Data section>
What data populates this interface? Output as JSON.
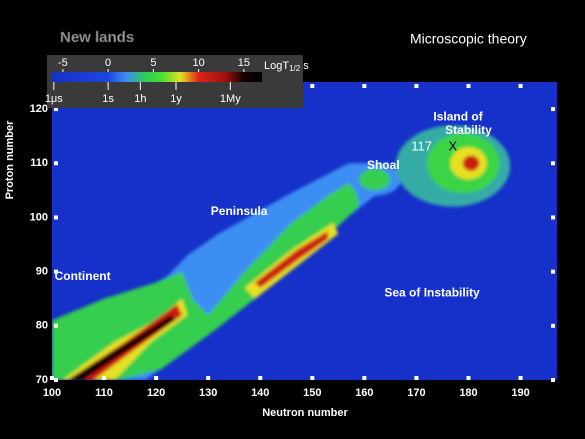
{
  "chart_data": {
    "type": "heatmap",
    "title": "New lands",
    "subtitle": "Microscopic theory",
    "x_label": "Neutron number",
    "y_label": "Proton number",
    "xlim": [
      100,
      197
    ],
    "ylim": [
      70,
      125
    ],
    "xticks": [
      100,
      110,
      120,
      130,
      140,
      150,
      160,
      170,
      180,
      190
    ],
    "yticks": [
      70,
      80,
      90,
      100,
      110,
      120
    ],
    "background_value": -6,
    "colorbar": {
      "title": "LogT",
      "title_sub": "1/2",
      "title_unit": "s",
      "lim": [
        -6.2,
        17
      ],
      "ticks": [
        -5,
        0,
        5,
        10,
        15
      ],
      "time_ticks": [
        {
          "value": -6,
          "label": "1μs"
        },
        {
          "value": 0,
          "label": "1s"
        },
        {
          "value": 3.56,
          "label": "1h"
        },
        {
          "value": 7.5,
          "label": "1y"
        },
        {
          "value": 13.5,
          "label": "1My"
        }
      ]
    },
    "colormap": [
      [
        -6.2,
        "#1530c8"
      ],
      [
        0,
        "#1c46e0"
      ],
      [
        2,
        "#3c8ef2"
      ],
      [
        4,
        "#2ec85a"
      ],
      [
        6,
        "#48e030"
      ],
      [
        8,
        "#e6e020"
      ],
      [
        10,
        "#e02418"
      ],
      [
        13,
        "#a01010"
      ],
      [
        15,
        "#140000"
      ],
      [
        17,
        "#000000"
      ]
    ],
    "regions": [
      {
        "value": 2,
        "points": [
          [
            100,
            76
          ],
          [
            112,
            84
          ],
          [
            122,
            89
          ],
          [
            126,
            93
          ],
          [
            132,
            97
          ],
          [
            145,
            104
          ],
          [
            157,
            110
          ],
          [
            165,
            110
          ],
          [
            162,
            104
          ],
          [
            150,
            95
          ],
          [
            136,
            85
          ],
          [
            129,
            78
          ],
          [
            118,
            70
          ],
          [
            100,
            70
          ]
        ]
      },
      {
        "value": 4.5,
        "points": [
          [
            100,
            70
          ],
          [
            100,
            81
          ],
          [
            110,
            85
          ],
          [
            120,
            88
          ],
          [
            125,
            90
          ],
          [
            127,
            85
          ],
          [
            130,
            82
          ],
          [
            137,
            90
          ],
          [
            146,
            99
          ],
          [
            153,
            104
          ],
          [
            158,
            107
          ],
          [
            159,
            102
          ],
          [
            150,
            94
          ],
          [
            139,
            85
          ],
          [
            131,
            79
          ],
          [
            121,
            72
          ],
          [
            113,
            70
          ]
        ]
      },
      {
        "value": 8,
        "points": [
          [
            102,
            70
          ],
          [
            112,
            77
          ],
          [
            120,
            81
          ],
          [
            125,
            85
          ],
          [
            126,
            82
          ],
          [
            119,
            77
          ],
          [
            112,
            70
          ]
        ]
      },
      {
        "value": 11,
        "points": [
          [
            103,
            70
          ],
          [
            114,
            77
          ],
          [
            124,
            84
          ],
          [
            125,
            82
          ],
          [
            115,
            75
          ],
          [
            108,
            70
          ]
        ]
      },
      {
        "value": 15,
        "points": [
          [
            103,
            70
          ],
          [
            112,
            75.5
          ],
          [
            123,
            82
          ],
          [
            123.5,
            81
          ],
          [
            113,
            74.5
          ],
          [
            106,
            70
          ]
        ]
      },
      {
        "value": 8,
        "points": [
          [
            137,
            87
          ],
          [
            146,
            94
          ],
          [
            154,
            99
          ],
          [
            155,
            97
          ],
          [
            147,
            91
          ],
          [
            139,
            85
          ]
        ]
      },
      {
        "value": 11,
        "points": [
          [
            139,
            88
          ],
          [
            147,
            94
          ],
          [
            153,
            97.5
          ],
          [
            153,
            96
          ],
          [
            147,
            92
          ],
          [
            140,
            87
          ]
        ]
      }
    ],
    "islands": [
      {
        "value": 2,
        "center": [
          162,
          107
        ],
        "radius": [
          5,
          3
        ]
      },
      {
        "value": 4.5,
        "center": [
          162,
          107
        ],
        "radius": [
          3,
          2
        ]
      },
      {
        "value": 3,
        "center": [
          177,
          109.5
        ],
        "radius": [
          11,
          7.5
        ]
      },
      {
        "value": 5,
        "center": [
          179,
          110
        ],
        "radius": [
          7,
          5.5
        ]
      },
      {
        "value": 8,
        "center": [
          180,
          110
        ],
        "radius": [
          3.5,
          3
        ]
      },
      {
        "value": 11,
        "center": [
          180.5,
          110
        ],
        "radius": [
          1.6,
          1.4
        ]
      }
    ],
    "annotations": [
      "Continent",
      "Peninsula",
      "Shoal",
      "Island of",
      "Stability",
      "117",
      "X",
      "Sea of Instability"
    ]
  }
}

Your objective> Repeat the listing above exactly, with no pictures.

Problem solution>
What data populates this interface? Output as JSON.
{
  "chart_data": {
    "type": "heatmap",
    "title": "New lands",
    "subtitle": "Microscopic theory",
    "x_label": "Neutron number",
    "y_label": "Proton number",
    "xlim": [
      100,
      197
    ],
    "ylim": [
      70,
      125
    ],
    "xticks": [
      100,
      110,
      120,
      130,
      140,
      150,
      160,
      170,
      180,
      190
    ],
    "yticks": [
      70,
      80,
      90,
      100,
      110,
      120
    ],
    "background_value": -6,
    "colorbar": {
      "title": "LogT",
      "title_sub": "1/2",
      "title_unit": "s",
      "lim": [
        -6.2,
        17
      ],
      "ticks": [
        -5,
        0,
        5,
        10,
        15
      ],
      "time_ticks": [
        {
          "value": -6,
          "label": "1μs"
        },
        {
          "value": 0,
          "label": "1s"
        },
        {
          "value": 3.56,
          "label": "1h"
        },
        {
          "value": 7.5,
          "label": "1y"
        },
        {
          "value": 13.5,
          "label": "1My"
        }
      ]
    },
    "colormap": [
      [
        -6.2,
        "#1530c8"
      ],
      [
        0,
        "#1c46e0"
      ],
      [
        2,
        "#3c8ef2"
      ],
      [
        4,
        "#2ec85a"
      ],
      [
        6,
        "#48e030"
      ],
      [
        8,
        "#e6e020"
      ],
      [
        10,
        "#e02418"
      ],
      [
        13,
        "#a01010"
      ],
      [
        15,
        "#140000"
      ],
      [
        17,
        "#000000"
      ]
    ],
    "regions": [
      {
        "value": 2,
        "points": [
          [
            100,
            76
          ],
          [
            112,
            84
          ],
          [
            122,
            89
          ],
          [
            126,
            93
          ],
          [
            132,
            97
          ],
          [
            145,
            104
          ],
          [
            157,
            110
          ],
          [
            165,
            110
          ],
          [
            162,
            104
          ],
          [
            150,
            95
          ],
          [
            136,
            85
          ],
          [
            129,
            78
          ],
          [
            118,
            70
          ],
          [
            100,
            70
          ]
        ]
      },
      {
        "value": 4.5,
        "points": [
          [
            100,
            70
          ],
          [
            100,
            81
          ],
          [
            110,
            85
          ],
          [
            120,
            88
          ],
          [
            125,
            90
          ],
          [
            127,
            85
          ],
          [
            130,
            82
          ],
          [
            137,
            90
          ],
          [
            146,
            99
          ],
          [
            153,
            104
          ],
          [
            158,
            107
          ],
          [
            159,
            102
          ],
          [
            150,
            94
          ],
          [
            139,
            85
          ],
          [
            131,
            79
          ],
          [
            121,
            72
          ],
          [
            113,
            70
          ]
        ]
      },
      {
        "value": 8,
        "points": [
          [
            102,
            70
          ],
          [
            112,
            77
          ],
          [
            120,
            81
          ],
          [
            125,
            85
          ],
          [
            126,
            82
          ],
          [
            119,
            77
          ],
          [
            112,
            70
          ]
        ]
      },
      {
        "value": 11,
        "points": [
          [
            103,
            70
          ],
          [
            114,
            77
          ],
          [
            124,
            84
          ],
          [
            125,
            82
          ],
          [
            115,
            75
          ],
          [
            108,
            70
          ]
        ]
      },
      {
        "value": 15,
        "points": [
          [
            103,
            70
          ],
          [
            112,
            75.5
          ],
          [
            123,
            82
          ],
          [
            123.5,
            81
          ],
          [
            113,
            74.5
          ],
          [
            106,
            70
          ]
        ]
      },
      {
        "value": 8,
        "points": [
          [
            137,
            87
          ],
          [
            146,
            94
          ],
          [
            154,
            99
          ],
          [
            155,
            97
          ],
          [
            147,
            91
          ],
          [
            139,
            85
          ]
        ]
      },
      {
        "value": 11,
        "points": [
          [
            139,
            88
          ],
          [
            147,
            94
          ],
          [
            153,
            97.5
          ],
          [
            153,
            96
          ],
          [
            147,
            92
          ],
          [
            140,
            87
          ]
        ]
      }
    ],
    "islands": [
      {
        "value": 2,
        "center": [
          162,
          107
        ],
        "radius": [
          5,
          3
        ]
      },
      {
        "value": 4.5,
        "center": [
          162,
          107
        ],
        "radius": [
          3,
          2
        ]
      },
      {
        "value": 3,
        "center": [
          177,
          109.5
        ],
        "radius": [
          11,
          7.5
        ]
      },
      {
        "value": 5,
        "center": [
          179,
          110
        ],
        "radius": [
          7,
          5.5
        ]
      },
      {
        "value": 8,
        "center": [
          180,
          110
        ],
        "radius": [
          3.5,
          3
        ]
      },
      {
        "value": 11,
        "center": [
          180.5,
          110
        ],
        "radius": [
          1.6,
          1.4
        ]
      }
    ],
    "annotations": [
      "Continent",
      "Peninsula",
      "Shoal",
      "Island of",
      "Stability",
      "117",
      "X",
      "Sea of Instability"
    ]
  }
}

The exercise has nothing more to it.